Select all lines in the records that include "area".
______________________________
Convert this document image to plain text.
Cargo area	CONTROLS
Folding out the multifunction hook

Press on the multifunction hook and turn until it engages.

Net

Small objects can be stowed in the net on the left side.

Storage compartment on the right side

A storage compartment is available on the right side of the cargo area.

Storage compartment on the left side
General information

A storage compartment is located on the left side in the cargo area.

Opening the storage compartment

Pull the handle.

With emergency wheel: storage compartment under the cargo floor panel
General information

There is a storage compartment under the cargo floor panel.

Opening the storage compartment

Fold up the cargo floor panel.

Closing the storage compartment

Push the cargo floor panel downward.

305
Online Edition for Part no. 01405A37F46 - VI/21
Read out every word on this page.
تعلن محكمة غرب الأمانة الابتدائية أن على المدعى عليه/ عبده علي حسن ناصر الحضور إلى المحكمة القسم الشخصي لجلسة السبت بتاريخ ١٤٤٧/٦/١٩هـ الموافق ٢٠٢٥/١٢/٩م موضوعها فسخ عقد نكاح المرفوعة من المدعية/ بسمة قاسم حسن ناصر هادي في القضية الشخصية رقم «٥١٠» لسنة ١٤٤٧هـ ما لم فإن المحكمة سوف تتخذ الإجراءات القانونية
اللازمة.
______________________________
● Finished task:
Cargo area	CONTROLS
A storage compartment is available on the right side of the cargo area.
A storage compartment is located on the left side in the cargo area.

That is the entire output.